# WHAT THE TASK ASKS
Examine the material below. Gather every line in which the string "this" appears.

Begin DATASET EXTRACT

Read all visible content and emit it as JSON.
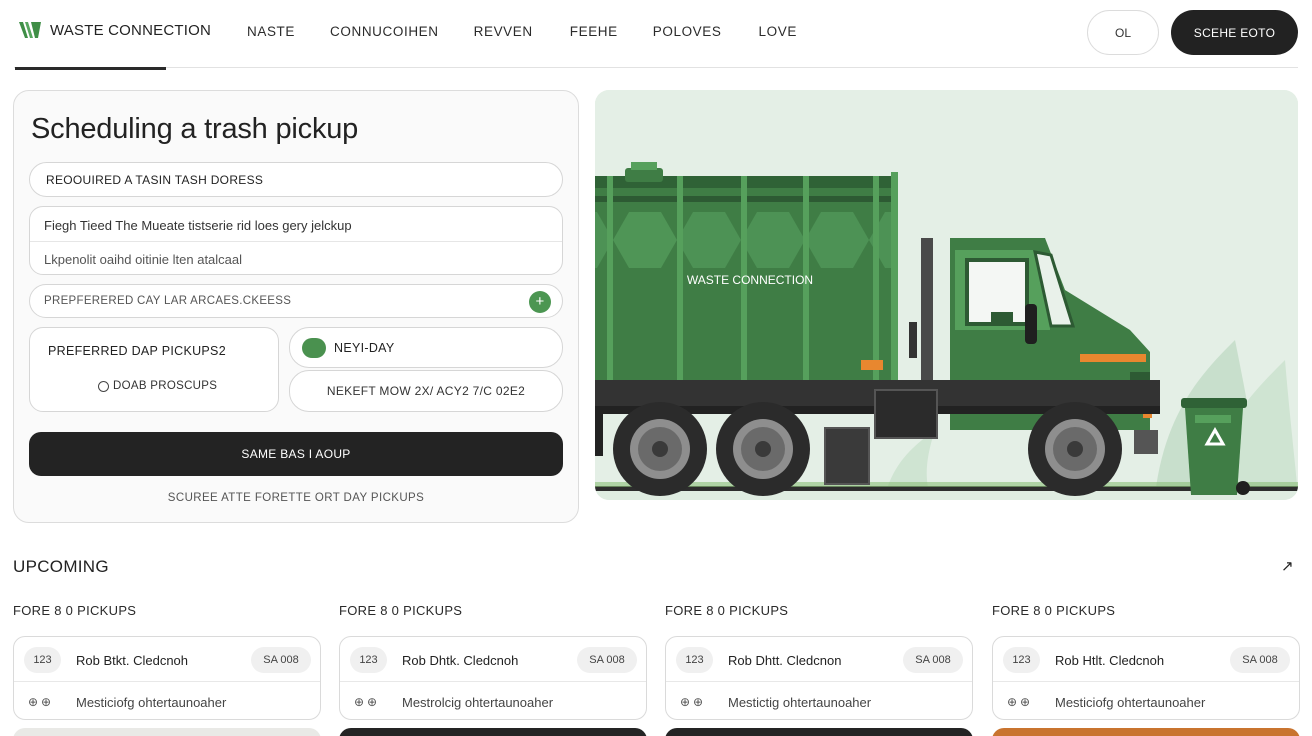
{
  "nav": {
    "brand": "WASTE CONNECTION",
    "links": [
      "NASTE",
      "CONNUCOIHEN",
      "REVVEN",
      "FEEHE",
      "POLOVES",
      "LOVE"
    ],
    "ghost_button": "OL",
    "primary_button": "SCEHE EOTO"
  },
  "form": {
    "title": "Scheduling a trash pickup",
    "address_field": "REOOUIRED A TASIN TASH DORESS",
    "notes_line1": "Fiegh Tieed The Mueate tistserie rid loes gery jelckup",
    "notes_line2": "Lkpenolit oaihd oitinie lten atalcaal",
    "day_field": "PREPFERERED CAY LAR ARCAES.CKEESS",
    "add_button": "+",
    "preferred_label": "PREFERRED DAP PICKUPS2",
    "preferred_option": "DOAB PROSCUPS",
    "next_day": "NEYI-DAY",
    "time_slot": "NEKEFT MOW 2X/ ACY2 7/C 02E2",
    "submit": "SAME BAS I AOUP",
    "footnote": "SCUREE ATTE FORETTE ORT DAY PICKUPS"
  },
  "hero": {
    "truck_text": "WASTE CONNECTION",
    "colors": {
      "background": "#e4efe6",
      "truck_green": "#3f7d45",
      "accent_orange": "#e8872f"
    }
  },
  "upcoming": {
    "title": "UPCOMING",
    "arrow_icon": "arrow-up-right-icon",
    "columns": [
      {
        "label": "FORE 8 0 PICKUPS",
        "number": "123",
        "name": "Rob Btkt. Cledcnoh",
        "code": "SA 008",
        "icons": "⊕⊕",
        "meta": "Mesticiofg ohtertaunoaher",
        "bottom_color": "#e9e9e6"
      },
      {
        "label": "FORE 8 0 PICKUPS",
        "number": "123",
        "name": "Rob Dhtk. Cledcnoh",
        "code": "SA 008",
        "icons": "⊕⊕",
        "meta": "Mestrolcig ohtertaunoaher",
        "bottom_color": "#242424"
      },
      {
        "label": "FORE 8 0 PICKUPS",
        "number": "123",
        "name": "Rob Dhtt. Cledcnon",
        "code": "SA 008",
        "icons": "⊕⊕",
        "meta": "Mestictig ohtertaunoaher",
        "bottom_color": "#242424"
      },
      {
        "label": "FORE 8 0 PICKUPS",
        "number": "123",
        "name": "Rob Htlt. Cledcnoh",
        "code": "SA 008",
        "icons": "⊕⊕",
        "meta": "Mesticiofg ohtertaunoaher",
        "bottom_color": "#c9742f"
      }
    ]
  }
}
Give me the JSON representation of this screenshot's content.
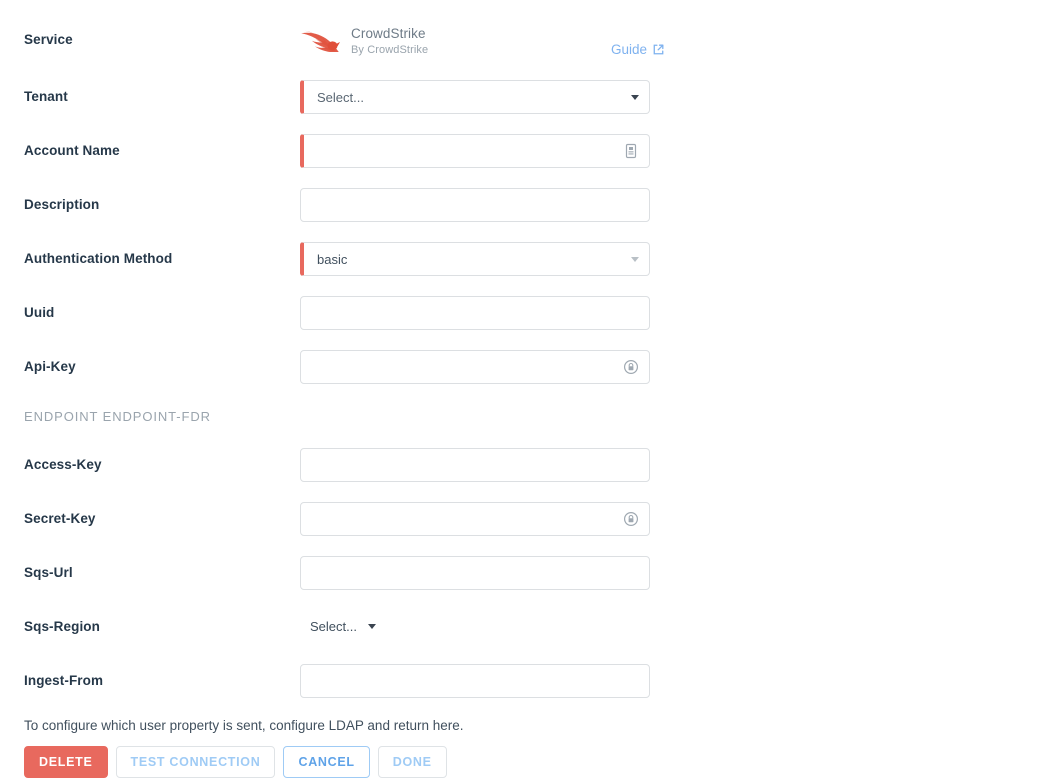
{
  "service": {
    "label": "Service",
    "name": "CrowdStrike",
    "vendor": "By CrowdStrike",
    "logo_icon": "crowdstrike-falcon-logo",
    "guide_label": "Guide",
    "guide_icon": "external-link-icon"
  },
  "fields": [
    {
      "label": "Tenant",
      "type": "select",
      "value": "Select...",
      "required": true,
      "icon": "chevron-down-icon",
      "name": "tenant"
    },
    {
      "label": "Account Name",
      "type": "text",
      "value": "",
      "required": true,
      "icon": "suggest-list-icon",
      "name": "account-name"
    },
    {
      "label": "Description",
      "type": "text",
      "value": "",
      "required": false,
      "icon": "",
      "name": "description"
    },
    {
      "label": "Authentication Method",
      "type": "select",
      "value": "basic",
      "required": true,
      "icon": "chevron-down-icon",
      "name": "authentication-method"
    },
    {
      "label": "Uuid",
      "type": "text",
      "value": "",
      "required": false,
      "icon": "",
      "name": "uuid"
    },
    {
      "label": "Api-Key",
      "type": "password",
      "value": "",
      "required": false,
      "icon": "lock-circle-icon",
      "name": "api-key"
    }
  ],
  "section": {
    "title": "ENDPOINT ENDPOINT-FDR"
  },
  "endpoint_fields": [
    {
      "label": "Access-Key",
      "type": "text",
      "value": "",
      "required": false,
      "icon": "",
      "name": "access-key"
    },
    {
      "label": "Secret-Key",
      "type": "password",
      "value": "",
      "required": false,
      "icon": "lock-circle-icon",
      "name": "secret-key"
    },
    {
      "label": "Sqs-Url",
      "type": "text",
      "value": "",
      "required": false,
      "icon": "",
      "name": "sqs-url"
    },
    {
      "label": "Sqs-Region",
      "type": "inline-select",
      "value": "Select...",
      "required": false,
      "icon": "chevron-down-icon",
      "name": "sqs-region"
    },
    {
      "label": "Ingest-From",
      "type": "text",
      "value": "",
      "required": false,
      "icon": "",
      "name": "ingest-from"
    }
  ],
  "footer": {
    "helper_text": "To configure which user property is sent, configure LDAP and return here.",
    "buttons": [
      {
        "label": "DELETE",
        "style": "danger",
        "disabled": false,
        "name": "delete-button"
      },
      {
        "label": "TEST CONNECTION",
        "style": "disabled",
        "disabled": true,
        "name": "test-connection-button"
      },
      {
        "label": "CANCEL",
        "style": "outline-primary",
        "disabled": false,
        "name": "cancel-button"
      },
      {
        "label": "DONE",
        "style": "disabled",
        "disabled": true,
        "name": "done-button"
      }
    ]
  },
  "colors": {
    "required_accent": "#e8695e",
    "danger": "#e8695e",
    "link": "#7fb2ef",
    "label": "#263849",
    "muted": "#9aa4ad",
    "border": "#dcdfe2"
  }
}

End DATASET EXTRACT
Begin DATASET EXTRACT

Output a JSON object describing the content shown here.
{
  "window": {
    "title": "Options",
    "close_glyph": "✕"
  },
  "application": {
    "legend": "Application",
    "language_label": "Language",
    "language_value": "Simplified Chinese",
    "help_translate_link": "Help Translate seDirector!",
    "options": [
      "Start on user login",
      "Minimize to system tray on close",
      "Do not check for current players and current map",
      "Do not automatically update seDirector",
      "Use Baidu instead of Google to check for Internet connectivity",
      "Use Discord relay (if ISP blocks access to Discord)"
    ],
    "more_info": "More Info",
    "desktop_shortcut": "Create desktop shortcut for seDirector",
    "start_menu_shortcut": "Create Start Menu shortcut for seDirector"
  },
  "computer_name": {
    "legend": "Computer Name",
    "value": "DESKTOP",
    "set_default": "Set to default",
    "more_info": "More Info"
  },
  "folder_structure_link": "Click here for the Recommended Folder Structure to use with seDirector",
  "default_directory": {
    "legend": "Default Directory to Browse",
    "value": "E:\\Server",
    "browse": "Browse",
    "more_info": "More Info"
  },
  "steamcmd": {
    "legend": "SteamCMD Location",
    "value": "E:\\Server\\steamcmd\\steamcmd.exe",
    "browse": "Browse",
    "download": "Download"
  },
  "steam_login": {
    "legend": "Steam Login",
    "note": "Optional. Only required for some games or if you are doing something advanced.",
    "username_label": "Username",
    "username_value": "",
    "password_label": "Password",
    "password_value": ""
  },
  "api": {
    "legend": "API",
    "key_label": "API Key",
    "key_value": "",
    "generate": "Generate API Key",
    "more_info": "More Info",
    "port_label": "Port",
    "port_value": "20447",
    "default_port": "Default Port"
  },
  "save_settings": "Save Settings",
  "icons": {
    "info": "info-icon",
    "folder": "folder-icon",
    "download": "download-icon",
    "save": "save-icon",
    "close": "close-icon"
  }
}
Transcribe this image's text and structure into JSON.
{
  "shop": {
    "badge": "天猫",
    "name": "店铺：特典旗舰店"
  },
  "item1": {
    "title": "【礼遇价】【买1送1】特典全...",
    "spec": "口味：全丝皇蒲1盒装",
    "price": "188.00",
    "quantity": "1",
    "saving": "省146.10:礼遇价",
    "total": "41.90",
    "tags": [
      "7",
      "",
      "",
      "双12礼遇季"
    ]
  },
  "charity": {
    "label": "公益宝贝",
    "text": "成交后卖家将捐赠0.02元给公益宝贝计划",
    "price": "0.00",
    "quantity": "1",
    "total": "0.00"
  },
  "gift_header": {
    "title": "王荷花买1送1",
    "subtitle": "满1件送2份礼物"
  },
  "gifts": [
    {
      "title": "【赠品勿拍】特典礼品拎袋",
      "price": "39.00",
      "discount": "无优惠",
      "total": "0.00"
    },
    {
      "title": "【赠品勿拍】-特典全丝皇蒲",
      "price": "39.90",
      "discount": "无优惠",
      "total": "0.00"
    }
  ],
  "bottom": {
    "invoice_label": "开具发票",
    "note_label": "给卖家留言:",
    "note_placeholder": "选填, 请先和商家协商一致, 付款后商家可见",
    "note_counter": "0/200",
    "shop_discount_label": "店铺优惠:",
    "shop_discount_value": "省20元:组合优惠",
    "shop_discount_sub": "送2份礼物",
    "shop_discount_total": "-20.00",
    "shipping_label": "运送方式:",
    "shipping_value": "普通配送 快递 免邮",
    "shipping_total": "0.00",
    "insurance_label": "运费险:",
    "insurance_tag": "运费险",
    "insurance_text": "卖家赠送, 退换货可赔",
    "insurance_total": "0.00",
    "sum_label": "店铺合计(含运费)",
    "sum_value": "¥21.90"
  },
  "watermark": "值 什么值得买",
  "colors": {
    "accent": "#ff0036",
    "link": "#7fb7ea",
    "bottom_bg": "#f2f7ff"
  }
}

End DATASET EXTRACT
Begin DATASET EXTRACT

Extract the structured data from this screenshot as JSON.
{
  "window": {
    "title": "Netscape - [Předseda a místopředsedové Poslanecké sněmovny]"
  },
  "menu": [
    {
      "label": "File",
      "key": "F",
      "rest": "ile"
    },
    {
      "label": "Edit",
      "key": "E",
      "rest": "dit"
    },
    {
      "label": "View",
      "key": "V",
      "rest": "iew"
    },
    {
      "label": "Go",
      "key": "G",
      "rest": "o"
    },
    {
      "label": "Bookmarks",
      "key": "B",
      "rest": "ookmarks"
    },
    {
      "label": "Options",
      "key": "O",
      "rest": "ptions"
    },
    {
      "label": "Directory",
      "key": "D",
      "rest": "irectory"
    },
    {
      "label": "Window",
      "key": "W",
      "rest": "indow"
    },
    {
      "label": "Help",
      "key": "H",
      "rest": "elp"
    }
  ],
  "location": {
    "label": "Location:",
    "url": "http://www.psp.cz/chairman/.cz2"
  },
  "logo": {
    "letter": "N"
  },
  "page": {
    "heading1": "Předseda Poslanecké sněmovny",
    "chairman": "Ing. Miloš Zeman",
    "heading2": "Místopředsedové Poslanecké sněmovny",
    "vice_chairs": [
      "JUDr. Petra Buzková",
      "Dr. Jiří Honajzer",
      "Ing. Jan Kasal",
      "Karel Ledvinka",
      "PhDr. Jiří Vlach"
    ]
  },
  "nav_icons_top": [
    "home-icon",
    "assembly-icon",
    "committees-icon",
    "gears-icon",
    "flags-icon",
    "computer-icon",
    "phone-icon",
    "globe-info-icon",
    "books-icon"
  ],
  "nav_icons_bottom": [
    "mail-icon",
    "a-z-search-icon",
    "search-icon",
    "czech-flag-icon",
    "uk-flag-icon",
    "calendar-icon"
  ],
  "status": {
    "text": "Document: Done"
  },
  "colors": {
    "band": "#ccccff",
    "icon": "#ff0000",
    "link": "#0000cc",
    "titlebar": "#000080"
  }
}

End DATASET EXTRACT

# FINAL ANSWER
Give me the JSON representation of this screenshot's content.
Transcribe this image's text and structure into JSON.
Extract the structured data from this screenshot as JSON.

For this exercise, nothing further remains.